» Text
• • •

16. The method according to claim 13, wherein selecting the output
port comprises determining an amount of data to be transmitted via
the selected output port before switching to a different output
port.
17. The method according to claim 13, and comprising assigning to
the multiple output ports multiple respective weights, and
distributing traffic among the multiple output ports based on the
assigned weights.
18. The method according to claim 13, wherein first and second
output ports are coupled to respective first and second network
links that support respective first and second different
line-rates, and wherein selecting the output port comprises
selecting the first output port or the second output port based at
least on the first and second line-rates.
19. The method according to claim 13, wherein selecting the output
port comprises selecting the output port in accordance with a
predefined cyclic order among the multiple output ports.
20. The method according to claim 13, wherein the packets destined
to the multiple output ports belong to a given traffic type, and
wherein selecting the output port comprises selecting the output
port based at least on the given traffic type.

• • •

» Information provided
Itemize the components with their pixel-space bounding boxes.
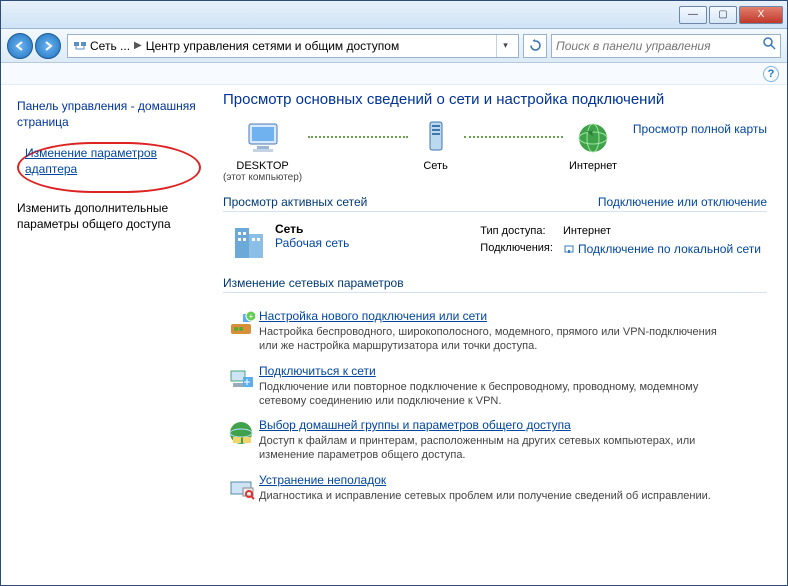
help-strip: ?: [1, 63, 787, 85]
node-this-pc: DESKTOP (этот компьютер): [223, 118, 302, 183]
desktop-icon: [241, 118, 285, 158]
task-desc: Доступ к файлам и принтерам, расположенн…: [259, 434, 719, 463]
breadcrumb-current[interactable]: Центр управления сетями и общим доступом: [146, 39, 400, 53]
refresh-button[interactable]: [523, 34, 547, 58]
network-kind-link[interactable]: Рабочая сеть: [275, 236, 349, 250]
network-properties: Тип доступа: Интернет Подключения: Подкл…: [474, 222, 767, 262]
node-internet-label: Интернет: [569, 160, 617, 172]
close-button[interactable]: X: [739, 6, 783, 24]
active-networks-header: Просмотр активных сетей Подключение или …: [223, 195, 767, 212]
breadcrumb-network[interactable]: Сеть ...: [90, 39, 130, 53]
connect-disconnect-link[interactable]: Подключение или отключение: [598, 195, 767, 209]
network-icon: [72, 38, 88, 54]
forward-button[interactable]: [35, 33, 61, 59]
network-name: Сеть: [275, 222, 303, 236]
task-desc: Настройка беспроводного, широкополосного…: [259, 325, 719, 354]
refresh-icon: [529, 39, 542, 52]
task-item: + Настройка нового подключения или сети На…: [223, 309, 767, 354]
task-item: Устранение неполадок Диагностика и исправ…: [223, 473, 767, 503]
node-network: Сеть: [414, 118, 458, 183]
sidebar-adapter-link[interactable]: Изменение параметров адаптера: [25, 146, 193, 177]
titlebar: — ▢ X: [1, 1, 787, 29]
minimize-button[interactable]: —: [679, 6, 707, 24]
task-title-link[interactable]: Подключиться к сети: [259, 364, 376, 378]
task-desc: Подключение или повторное подключение к …: [259, 380, 719, 409]
task-icon: [223, 473, 259, 503]
node-desktop-sub: (этот компьютер): [223, 172, 302, 183]
svg-text:+: +: [249, 312, 254, 321]
task-desc: Диагностика и исправление сетевых пробле…: [259, 489, 711, 503]
main-content: Просмотр основных сведений о сети и наст…: [211, 85, 787, 585]
back-button[interactable]: [7, 33, 33, 59]
prop-access-key: Тип доступа:: [476, 224, 557, 239]
search-input[interactable]: [552, 39, 758, 53]
change-settings-label: Изменение сетевых параметров: [223, 276, 404, 290]
network-building-icon: [223, 222, 275, 262]
node-network-label: Сеть: [414, 160, 458, 172]
task-title-link[interactable]: Настройка нового подключения или сети: [259, 309, 487, 323]
search-box[interactable]: [551, 34, 781, 58]
search-icon: [758, 36, 780, 55]
address-bar[interactable]: Сеть ... ▶ Центр управления сетями и общ…: [67, 34, 519, 58]
active-networks-label: Просмотр активных сетей: [223, 195, 367, 209]
arrow-right-icon: [42, 40, 54, 52]
connection-line: [464, 136, 563, 138]
maximize-button[interactable]: ▢: [709, 6, 737, 24]
task-icon: [223, 364, 259, 409]
address-dropdown[interactable]: ▾: [496, 34, 514, 58]
server-icon: [414, 118, 458, 158]
node-internet: Интернет: [569, 118, 617, 183]
node-desktop-label: DESKTOP: [223, 160, 302, 172]
task-title-link[interactable]: Устранение неполадок: [259, 473, 386, 487]
full-map-link[interactable]: Просмотр полной карты: [633, 122, 767, 136]
connection-line: [308, 136, 407, 138]
chevron-right-icon: ▶: [134, 40, 142, 51]
globe-icon: [571, 118, 615, 158]
lan-connection-link[interactable]: Подключение по локальной сети: [578, 242, 761, 256]
page-title: Просмотр основных сведений о сети и наст…: [223, 91, 767, 108]
change-settings-header: Изменение сетевых параметров: [223, 276, 767, 293]
highlight-circle: Изменение параметров адаптера: [17, 142, 201, 193]
task-icon: [223, 418, 259, 463]
window: — ▢ X Сеть ... ▶ Центр управления сетями…: [0, 0, 788, 586]
task-item: Выбор домашней группы и параметров общег…: [223, 418, 767, 463]
toolbar: Сеть ... ▶ Центр управления сетями и общ…: [1, 29, 787, 63]
prop-conn-key: Подключения:: [476, 241, 557, 260]
sidebar: Панель управления - домашняя страница Из…: [1, 85, 211, 585]
sidebar-advanced-link[interactable]: Изменить дополнительные параметры общего…: [17, 201, 201, 232]
task-title-link[interactable]: Выбор домашней группы и параметров общег…: [259, 418, 571, 432]
arrow-left-icon: [14, 40, 26, 52]
task-item: Подключиться к сети Подключение или повто…: [223, 364, 767, 409]
ethernet-icon: [563, 243, 575, 258]
prop-access-value: Интернет: [559, 224, 765, 239]
help-icon[interactable]: ?: [763, 66, 779, 82]
task-icon: +: [223, 309, 259, 354]
active-network-row: Сеть Рабочая сеть Тип доступа: Интернет …: [223, 218, 767, 266]
sidebar-home-link[interactable]: Панель управления - домашняя страница: [17, 99, 201, 130]
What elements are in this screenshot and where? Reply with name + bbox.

• • •

» Requests
• a. State whether each statement below agrees with the patent claims, answering yes or no and quoting the words that decide it: (i) Claim 19 selects the output port according to a predefined cyclic order. (ii) Claim 18 requires the first and second network links to support the same line-rate. (iii) Claim 17 assigns weights to the output ports.
• b. Reproduce the passage of the patent claims starting with "18. The method" and going on through "given traffic type.".

» Answers to the problems
• a.
(i) Yes: "selecting the output port in accordance with a predefined cyclic order among the multiple output ports"
(ii) No: "support respective first and second different line-rates"
(iii) Yes: "assigning to the multiple output ports multiple respective weights"

• b.
18. The method according to claim 13, wherein first and second
output ports are coupled to respective first and second network
links that support respective first and second different
line-rates, and wherein selecting the output port comprises
selecting the first output port or the second output port based at
least on the first and second line-rates.
19. The method according to claim 13, wherein selecting the output
port comprises selecting the output port in accordance with a
predefined cyclic order among the multiple output ports.
20. The method according to claim 13, wherein the packets destined
to the multiple output ports belong to a given traffic type, and
wherein selecting the output port comprises selecting the output
port based at least on the given traffic type.